-- START OF DATA ENTRIES --

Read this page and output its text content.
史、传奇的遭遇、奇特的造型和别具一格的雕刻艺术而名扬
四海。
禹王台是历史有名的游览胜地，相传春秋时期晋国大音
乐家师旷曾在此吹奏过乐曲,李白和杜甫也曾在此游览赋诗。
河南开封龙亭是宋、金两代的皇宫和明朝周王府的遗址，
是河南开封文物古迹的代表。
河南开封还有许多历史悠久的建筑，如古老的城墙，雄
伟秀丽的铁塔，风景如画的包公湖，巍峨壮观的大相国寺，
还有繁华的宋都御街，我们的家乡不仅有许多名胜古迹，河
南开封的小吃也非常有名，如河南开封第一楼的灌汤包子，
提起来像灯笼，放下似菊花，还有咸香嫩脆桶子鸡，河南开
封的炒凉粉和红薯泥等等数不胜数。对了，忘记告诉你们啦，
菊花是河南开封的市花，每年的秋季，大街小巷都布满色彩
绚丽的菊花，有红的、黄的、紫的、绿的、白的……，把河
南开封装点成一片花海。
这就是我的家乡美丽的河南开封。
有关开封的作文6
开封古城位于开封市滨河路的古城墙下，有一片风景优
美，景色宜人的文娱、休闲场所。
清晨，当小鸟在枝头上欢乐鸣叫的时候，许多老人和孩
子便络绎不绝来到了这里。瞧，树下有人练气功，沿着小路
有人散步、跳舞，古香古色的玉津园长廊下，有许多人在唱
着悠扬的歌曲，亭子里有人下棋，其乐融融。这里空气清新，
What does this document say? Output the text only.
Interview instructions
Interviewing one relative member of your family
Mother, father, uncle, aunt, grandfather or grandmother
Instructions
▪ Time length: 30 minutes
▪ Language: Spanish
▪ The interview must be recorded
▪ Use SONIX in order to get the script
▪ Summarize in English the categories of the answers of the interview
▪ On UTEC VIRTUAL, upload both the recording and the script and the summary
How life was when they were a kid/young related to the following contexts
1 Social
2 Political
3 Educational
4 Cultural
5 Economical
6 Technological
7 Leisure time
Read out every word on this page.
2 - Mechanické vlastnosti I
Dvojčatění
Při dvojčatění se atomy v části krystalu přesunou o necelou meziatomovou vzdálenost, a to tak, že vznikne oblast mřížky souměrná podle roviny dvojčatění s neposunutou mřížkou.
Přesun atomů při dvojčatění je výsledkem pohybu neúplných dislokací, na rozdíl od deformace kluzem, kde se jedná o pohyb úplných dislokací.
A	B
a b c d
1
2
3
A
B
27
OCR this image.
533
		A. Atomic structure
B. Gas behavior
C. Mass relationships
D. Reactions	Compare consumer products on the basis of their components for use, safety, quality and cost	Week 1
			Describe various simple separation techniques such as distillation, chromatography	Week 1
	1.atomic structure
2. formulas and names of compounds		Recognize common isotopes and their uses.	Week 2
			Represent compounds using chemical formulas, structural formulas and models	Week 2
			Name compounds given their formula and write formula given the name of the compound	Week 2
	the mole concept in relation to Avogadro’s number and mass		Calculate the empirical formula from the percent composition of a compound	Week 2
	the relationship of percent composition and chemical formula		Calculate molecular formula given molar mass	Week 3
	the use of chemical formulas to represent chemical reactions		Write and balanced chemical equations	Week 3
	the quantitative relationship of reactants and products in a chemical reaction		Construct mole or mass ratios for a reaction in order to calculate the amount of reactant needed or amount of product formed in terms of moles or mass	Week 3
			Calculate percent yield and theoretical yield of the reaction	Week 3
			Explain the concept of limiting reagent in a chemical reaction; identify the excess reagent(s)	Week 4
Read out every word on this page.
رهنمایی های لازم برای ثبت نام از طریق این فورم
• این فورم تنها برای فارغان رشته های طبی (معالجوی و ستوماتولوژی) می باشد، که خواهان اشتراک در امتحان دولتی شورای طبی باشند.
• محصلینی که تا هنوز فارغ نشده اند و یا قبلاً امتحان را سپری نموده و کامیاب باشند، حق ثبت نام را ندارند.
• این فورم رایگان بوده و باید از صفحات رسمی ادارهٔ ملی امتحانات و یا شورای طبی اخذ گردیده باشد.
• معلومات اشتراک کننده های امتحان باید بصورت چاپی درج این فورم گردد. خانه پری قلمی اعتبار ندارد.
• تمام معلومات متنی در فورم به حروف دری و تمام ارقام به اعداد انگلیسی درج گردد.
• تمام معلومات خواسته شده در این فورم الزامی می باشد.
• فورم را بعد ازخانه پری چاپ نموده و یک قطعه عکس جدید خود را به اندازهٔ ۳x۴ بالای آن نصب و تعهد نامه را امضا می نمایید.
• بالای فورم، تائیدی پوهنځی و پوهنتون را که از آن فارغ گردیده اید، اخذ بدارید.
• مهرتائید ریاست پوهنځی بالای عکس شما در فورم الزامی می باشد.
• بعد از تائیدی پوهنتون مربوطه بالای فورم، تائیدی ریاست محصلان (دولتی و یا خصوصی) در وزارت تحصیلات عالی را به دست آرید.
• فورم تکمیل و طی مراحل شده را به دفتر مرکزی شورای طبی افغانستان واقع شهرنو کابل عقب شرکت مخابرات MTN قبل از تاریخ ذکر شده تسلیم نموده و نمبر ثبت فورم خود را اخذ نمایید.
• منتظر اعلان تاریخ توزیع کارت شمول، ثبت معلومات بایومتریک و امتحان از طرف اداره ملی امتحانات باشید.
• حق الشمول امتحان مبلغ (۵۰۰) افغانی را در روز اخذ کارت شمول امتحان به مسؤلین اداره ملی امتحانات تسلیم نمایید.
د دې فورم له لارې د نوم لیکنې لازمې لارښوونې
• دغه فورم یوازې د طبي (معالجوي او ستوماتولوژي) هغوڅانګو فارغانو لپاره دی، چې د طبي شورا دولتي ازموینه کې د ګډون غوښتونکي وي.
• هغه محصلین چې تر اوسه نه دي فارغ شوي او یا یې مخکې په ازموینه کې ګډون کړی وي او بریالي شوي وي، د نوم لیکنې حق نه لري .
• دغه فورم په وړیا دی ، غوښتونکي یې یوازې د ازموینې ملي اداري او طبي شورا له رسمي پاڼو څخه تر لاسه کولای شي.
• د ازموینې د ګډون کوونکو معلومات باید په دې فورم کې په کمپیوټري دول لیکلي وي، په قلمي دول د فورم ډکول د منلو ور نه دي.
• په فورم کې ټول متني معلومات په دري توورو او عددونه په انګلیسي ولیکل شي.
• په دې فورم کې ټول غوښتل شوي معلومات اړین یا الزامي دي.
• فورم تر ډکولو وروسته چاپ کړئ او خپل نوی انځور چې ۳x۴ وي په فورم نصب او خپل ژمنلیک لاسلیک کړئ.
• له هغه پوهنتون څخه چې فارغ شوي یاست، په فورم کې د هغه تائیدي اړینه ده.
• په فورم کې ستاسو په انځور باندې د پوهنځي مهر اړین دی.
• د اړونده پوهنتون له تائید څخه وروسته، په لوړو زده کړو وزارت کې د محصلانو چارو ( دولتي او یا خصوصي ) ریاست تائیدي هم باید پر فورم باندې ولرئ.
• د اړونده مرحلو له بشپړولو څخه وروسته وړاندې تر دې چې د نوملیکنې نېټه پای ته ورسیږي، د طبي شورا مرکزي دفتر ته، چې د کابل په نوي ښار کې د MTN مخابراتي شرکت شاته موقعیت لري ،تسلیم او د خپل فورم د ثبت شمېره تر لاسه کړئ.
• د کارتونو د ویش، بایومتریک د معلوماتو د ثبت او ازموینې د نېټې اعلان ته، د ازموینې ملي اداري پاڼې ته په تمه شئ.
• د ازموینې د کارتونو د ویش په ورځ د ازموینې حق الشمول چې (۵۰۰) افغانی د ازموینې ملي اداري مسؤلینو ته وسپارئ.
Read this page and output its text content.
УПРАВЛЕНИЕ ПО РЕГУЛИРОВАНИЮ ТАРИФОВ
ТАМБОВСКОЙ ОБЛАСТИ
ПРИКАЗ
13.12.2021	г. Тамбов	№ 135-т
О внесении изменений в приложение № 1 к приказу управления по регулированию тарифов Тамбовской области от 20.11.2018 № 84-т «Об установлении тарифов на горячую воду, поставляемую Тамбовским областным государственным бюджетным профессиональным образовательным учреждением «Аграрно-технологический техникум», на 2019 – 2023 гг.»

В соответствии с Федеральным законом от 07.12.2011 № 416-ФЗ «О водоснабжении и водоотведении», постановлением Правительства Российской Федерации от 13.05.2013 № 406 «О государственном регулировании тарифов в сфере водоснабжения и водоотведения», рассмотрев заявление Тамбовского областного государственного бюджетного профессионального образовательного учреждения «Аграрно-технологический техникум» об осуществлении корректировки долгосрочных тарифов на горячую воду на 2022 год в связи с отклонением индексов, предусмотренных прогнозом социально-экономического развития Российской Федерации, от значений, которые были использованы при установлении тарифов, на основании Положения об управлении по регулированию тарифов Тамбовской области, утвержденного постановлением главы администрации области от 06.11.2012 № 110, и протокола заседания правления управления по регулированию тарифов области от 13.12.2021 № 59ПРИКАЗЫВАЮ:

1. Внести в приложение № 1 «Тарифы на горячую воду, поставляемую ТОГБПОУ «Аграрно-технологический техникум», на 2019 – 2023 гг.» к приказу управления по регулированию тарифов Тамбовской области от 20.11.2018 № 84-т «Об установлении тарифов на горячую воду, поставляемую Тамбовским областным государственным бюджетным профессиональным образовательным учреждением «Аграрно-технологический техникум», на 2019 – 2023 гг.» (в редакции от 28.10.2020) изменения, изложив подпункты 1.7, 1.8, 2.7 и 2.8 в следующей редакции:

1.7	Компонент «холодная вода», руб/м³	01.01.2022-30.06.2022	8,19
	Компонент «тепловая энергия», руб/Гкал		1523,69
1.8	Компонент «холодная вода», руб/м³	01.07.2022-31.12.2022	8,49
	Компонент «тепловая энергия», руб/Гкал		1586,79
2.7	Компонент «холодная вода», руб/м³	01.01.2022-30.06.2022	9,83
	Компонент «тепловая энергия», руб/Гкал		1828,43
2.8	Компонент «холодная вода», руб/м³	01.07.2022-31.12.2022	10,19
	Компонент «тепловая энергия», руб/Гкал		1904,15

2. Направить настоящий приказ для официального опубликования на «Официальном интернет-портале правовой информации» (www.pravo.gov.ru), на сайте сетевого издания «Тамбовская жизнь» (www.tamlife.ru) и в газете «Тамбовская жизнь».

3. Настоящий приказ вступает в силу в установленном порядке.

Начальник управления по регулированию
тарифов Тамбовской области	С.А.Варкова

-- END OF DATA ENTRIES --

• [TASK OBJECTIVE]
Pull every line containing "دولتی" out of the data above.

• [SOLUTION TO THIS EXERCISE]
• این فورم تنها برای فارغان رشته های طبی (معالجوی و ستوماتولوژی) می باشد، که خواهان اشتراک در امتحان دولتی شورای طبی باشند.
• بعد از تائیدی پوهنتون مربوطه بالای فورم، تائیدی ریاست محصلان (دولتی و یا خصوصی) در وزارت تحصیلات عالی را به دست آرید.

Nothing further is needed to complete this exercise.